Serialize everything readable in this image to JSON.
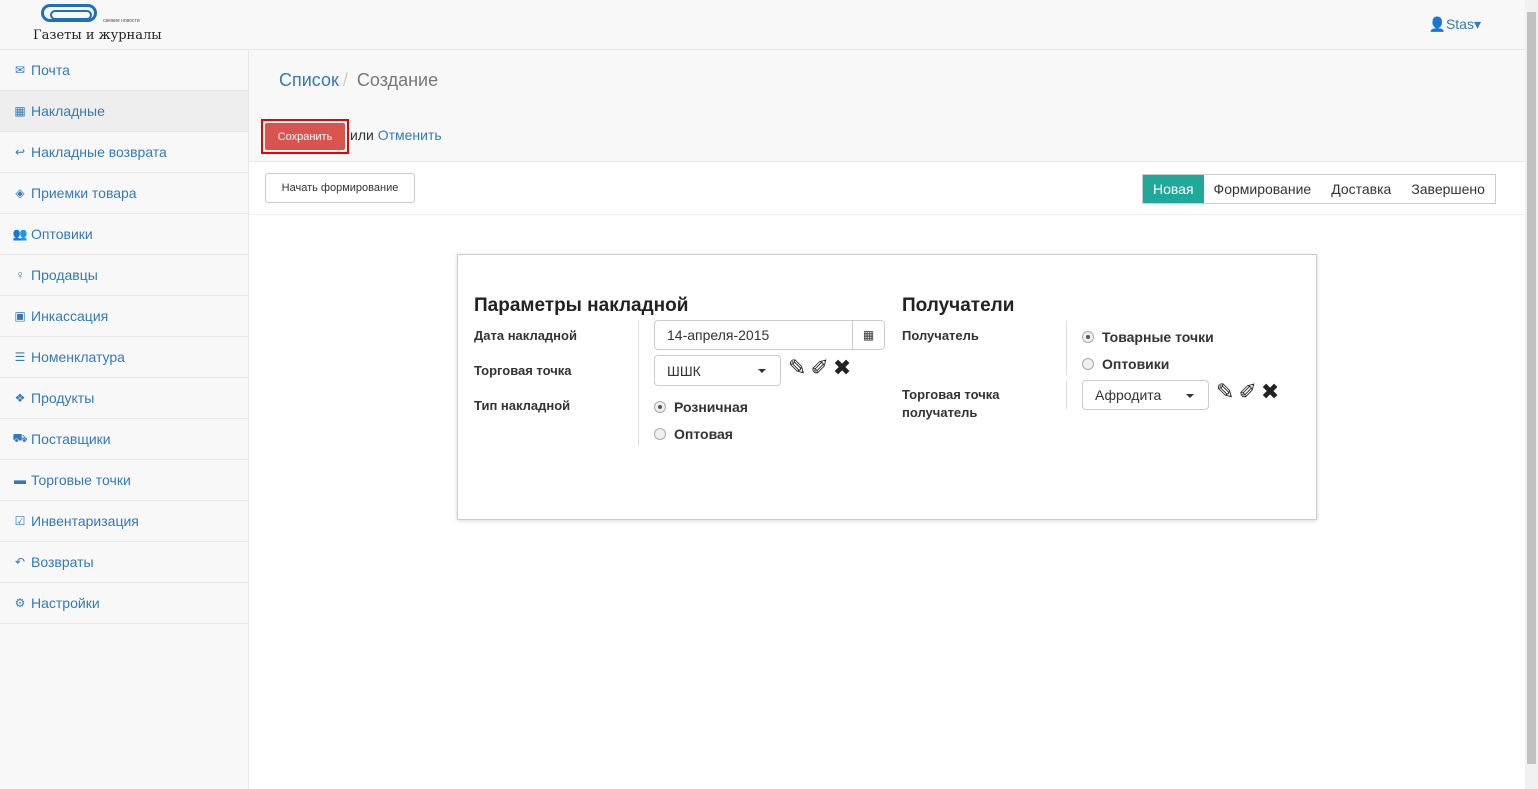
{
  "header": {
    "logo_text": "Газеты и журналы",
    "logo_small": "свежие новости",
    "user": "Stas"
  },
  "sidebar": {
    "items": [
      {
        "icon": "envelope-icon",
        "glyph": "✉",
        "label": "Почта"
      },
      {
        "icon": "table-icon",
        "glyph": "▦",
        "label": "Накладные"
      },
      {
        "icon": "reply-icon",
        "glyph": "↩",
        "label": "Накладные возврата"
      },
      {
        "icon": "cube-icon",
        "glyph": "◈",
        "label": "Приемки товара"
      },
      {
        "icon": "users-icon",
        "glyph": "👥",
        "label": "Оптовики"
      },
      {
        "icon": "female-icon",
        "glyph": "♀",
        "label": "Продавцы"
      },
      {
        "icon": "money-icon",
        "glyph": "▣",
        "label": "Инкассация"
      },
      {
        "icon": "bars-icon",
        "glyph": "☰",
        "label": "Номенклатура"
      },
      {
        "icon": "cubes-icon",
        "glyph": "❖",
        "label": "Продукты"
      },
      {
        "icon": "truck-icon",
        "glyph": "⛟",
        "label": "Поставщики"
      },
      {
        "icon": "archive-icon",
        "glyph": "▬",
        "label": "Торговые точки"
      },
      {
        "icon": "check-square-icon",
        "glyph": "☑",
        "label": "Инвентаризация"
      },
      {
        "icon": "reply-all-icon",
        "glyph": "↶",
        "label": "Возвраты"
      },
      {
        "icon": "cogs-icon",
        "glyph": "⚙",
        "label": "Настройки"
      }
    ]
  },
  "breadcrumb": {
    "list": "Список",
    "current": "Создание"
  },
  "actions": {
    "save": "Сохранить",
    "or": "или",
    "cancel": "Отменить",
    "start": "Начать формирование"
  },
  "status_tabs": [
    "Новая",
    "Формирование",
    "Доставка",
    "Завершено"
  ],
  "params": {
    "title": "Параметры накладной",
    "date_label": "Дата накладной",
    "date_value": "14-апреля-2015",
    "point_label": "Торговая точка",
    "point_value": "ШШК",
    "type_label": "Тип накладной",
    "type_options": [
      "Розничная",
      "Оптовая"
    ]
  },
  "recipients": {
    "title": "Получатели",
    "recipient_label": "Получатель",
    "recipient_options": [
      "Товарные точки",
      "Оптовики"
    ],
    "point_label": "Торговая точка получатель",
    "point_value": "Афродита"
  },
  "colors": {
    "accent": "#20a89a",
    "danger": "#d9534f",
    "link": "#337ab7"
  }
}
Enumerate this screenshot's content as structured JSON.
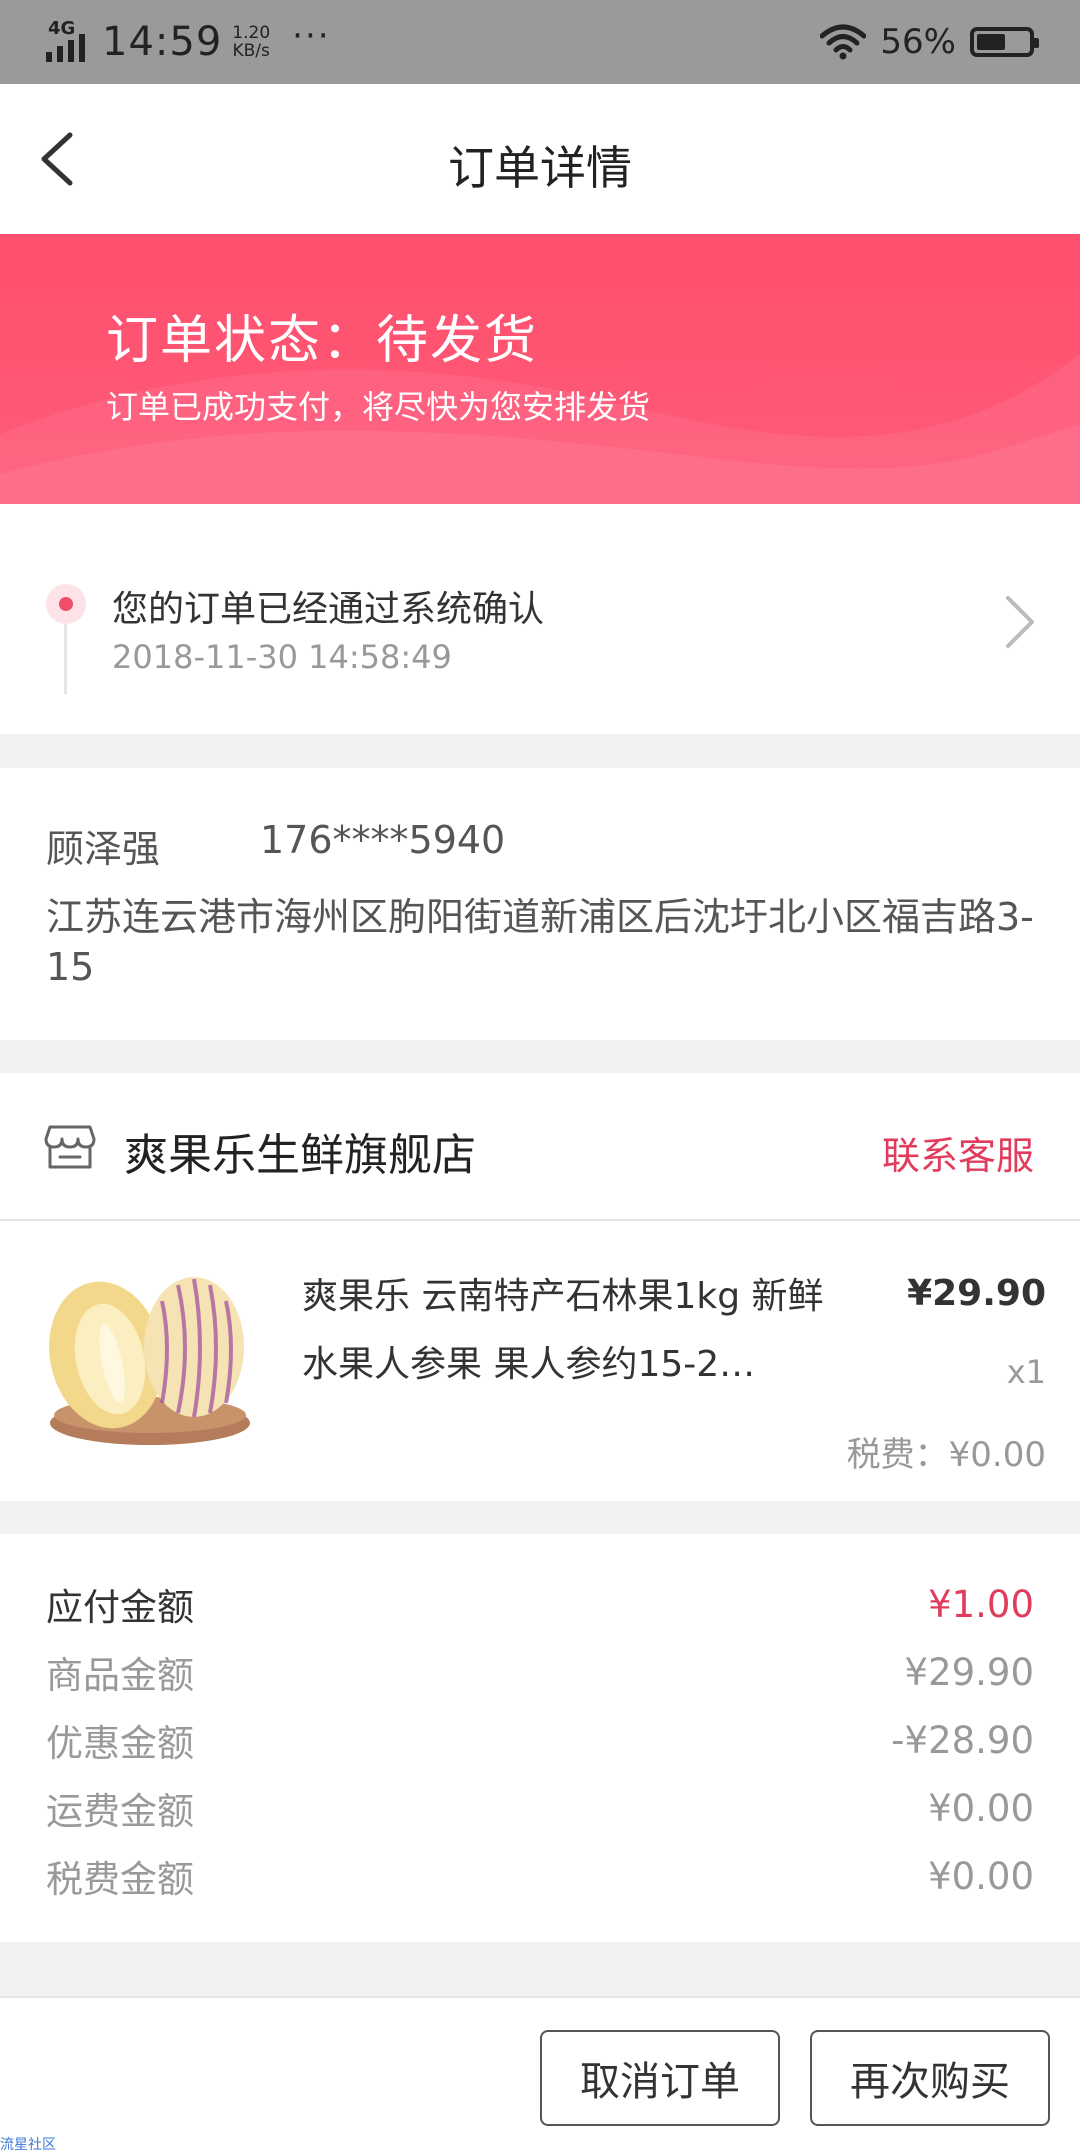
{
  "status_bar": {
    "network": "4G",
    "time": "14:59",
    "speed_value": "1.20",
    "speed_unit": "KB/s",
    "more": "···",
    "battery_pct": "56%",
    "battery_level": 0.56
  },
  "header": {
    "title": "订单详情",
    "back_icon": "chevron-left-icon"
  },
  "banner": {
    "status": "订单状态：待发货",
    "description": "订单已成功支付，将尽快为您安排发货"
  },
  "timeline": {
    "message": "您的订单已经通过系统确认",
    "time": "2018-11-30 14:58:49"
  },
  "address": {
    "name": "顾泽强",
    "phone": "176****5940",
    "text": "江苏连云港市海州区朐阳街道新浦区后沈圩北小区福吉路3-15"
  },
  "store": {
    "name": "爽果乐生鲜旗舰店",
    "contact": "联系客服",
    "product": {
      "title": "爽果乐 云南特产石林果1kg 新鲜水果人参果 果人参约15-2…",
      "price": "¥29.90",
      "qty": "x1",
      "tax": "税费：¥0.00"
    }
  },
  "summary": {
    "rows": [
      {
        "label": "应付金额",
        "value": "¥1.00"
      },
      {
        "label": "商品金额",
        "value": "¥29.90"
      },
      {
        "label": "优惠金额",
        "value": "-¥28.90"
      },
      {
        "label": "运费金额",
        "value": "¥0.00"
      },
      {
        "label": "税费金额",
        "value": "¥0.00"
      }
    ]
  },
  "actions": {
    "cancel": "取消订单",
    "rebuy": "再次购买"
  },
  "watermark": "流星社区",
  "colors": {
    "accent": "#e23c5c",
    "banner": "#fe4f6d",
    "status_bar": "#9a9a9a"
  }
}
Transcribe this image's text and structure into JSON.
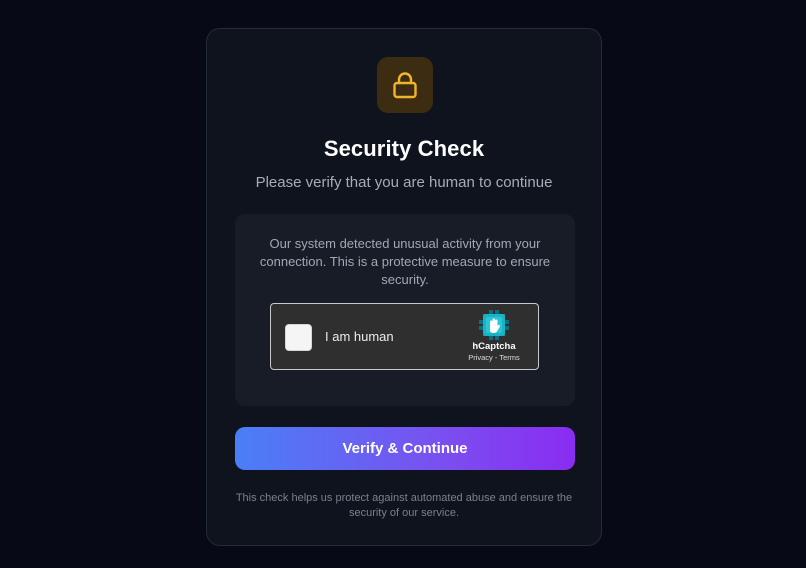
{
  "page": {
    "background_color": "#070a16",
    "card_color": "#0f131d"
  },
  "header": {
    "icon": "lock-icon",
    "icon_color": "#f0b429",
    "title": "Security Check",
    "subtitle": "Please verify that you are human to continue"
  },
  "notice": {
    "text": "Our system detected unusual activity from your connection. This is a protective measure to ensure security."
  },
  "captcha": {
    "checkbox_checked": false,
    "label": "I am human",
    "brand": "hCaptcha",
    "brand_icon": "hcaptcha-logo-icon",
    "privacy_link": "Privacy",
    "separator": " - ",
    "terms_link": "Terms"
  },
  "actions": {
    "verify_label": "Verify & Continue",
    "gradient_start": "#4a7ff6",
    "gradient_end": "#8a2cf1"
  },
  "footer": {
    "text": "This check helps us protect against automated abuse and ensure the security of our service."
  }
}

** Brief **
Write out the material above again, word for word, minus its pictures.

** Task response **
Serialize everything readable in this image to JSON.
{
  "header": {
    "logo_text": "Газеты и журналы",
    "logo_small": "свежие новости",
    "user": "Stas"
  },
  "sidebar": {
    "items": [
      {
        "icon": "envelope-icon",
        "glyph": "✉",
        "label": "Почта"
      },
      {
        "icon": "table-icon",
        "glyph": "▦",
        "label": "Накладные"
      },
      {
        "icon": "reply-icon",
        "glyph": "↩",
        "label": "Накладные возврата"
      },
      {
        "icon": "cube-icon",
        "glyph": "◈",
        "label": "Приемки товара"
      },
      {
        "icon": "users-icon",
        "glyph": "👥",
        "label": "Оптовики"
      },
      {
        "icon": "female-icon",
        "glyph": "♀",
        "label": "Продавцы"
      },
      {
        "icon": "money-icon",
        "glyph": "▣",
        "label": "Инкассация"
      },
      {
        "icon": "bars-icon",
        "glyph": "☰",
        "label": "Номенклатура"
      },
      {
        "icon": "cubes-icon",
        "glyph": "❖",
        "label": "Продукты"
      },
      {
        "icon": "truck-icon",
        "glyph": "⛟",
        "label": "Поставщики"
      },
      {
        "icon": "archive-icon",
        "glyph": "▬",
        "label": "Торговые точки"
      },
      {
        "icon": "check-square-icon",
        "glyph": "☑",
        "label": "Инвентаризация"
      },
      {
        "icon": "reply-all-icon",
        "glyph": "↶",
        "label": "Возвраты"
      },
      {
        "icon": "cogs-icon",
        "glyph": "⚙",
        "label": "Настройки"
      }
    ]
  },
  "breadcrumb": {
    "list": "Список",
    "current": "Создание"
  },
  "actions": {
    "save": "Сохранить",
    "or": "или",
    "cancel": "Отменить",
    "start": "Начать формирование"
  },
  "status_tabs": [
    "Новая",
    "Формирование",
    "Доставка",
    "Завершено"
  ],
  "params": {
    "title": "Параметры накладной",
    "date_label": "Дата накладной",
    "date_value": "14-апреля-2015",
    "point_label": "Торговая точка",
    "point_value": "ШШК",
    "type_label": "Тип накладной",
    "type_options": [
      "Розничная",
      "Оптовая"
    ]
  },
  "recipients": {
    "title": "Получатели",
    "recipient_label": "Получатель",
    "recipient_options": [
      "Товарные точки",
      "Оптовики"
    ],
    "point_label": "Торговая точка получатель",
    "point_value": "Афродита"
  },
  "colors": {
    "accent": "#20a89a",
    "danger": "#d9534f",
    "link": "#337ab7"
  }
}
Enumerate this screenshot's content as structured JSON.
{
  "status_bar": {
    "network": "4G",
    "time": "14:59",
    "speed_value": "1.20",
    "speed_unit": "KB/s",
    "more": "···",
    "battery_pct": "56%",
    "battery_level": 0.56
  },
  "header": {
    "title": "订单详情",
    "back_icon": "chevron-left-icon"
  },
  "banner": {
    "status": "订单状态：待发货",
    "description": "订单已成功支付，将尽快为您安排发货"
  },
  "timeline": {
    "message": "您的订单已经通过系统确认",
    "time": "2018-11-30 14:58:49"
  },
  "address": {
    "name": "顾泽强",
    "phone": "176****5940",
    "text": "江苏连云港市海州区朐阳街道新浦区后沈圩北小区福吉路3-15"
  },
  "store": {
    "name": "爽果乐生鲜旗舰店",
    "contact": "联系客服",
    "product": {
      "title": "爽果乐 云南特产石林果1kg 新鲜水果人参果 果人参约15-2…",
      "price": "¥29.90",
      "qty": "x1",
      "tax": "税费：¥0.00"
    }
  },
  "summary": {
    "rows": [
      {
        "label": "应付金额",
        "value": "¥1.00"
      },
      {
        "label": "商品金额",
        "value": "¥29.90"
      },
      {
        "label": "优惠金额",
        "value": "-¥28.90"
      },
      {
        "label": "运费金额",
        "value": "¥0.00"
      },
      {
        "label": "税费金额",
        "value": "¥0.00"
      }
    ]
  },
  "actions": {
    "cancel": "取消订单",
    "rebuy": "再次购买"
  },
  "watermark": "流星社区",
  "colors": {
    "accent": "#e23c5c",
    "banner": "#fe4f6d",
    "status_bar": "#9a9a9a"
  }
}
Transcribe this image's text and structure into JSON.
{
  "page": {
    "background_color": "#070a16",
    "card_color": "#0f131d"
  },
  "header": {
    "icon": "lock-icon",
    "icon_color": "#f0b429",
    "title": "Security Check",
    "subtitle": "Please verify that you are human to continue"
  },
  "notice": {
    "text": "Our system detected unusual activity from your connection. This is a protective measure to ensure security."
  },
  "captcha": {
    "checkbox_checked": false,
    "label": "I am human",
    "brand": "hCaptcha",
    "brand_icon": "hcaptcha-logo-icon",
    "privacy_link": "Privacy",
    "separator": " - ",
    "terms_link": "Terms"
  },
  "actions": {
    "verify_label": "Verify & Continue",
    "gradient_start": "#4a7ff6",
    "gradient_end": "#8a2cf1"
  },
  "footer": {
    "text": "This check helps us protect against automated abuse and ensure the security of our service."
  }
}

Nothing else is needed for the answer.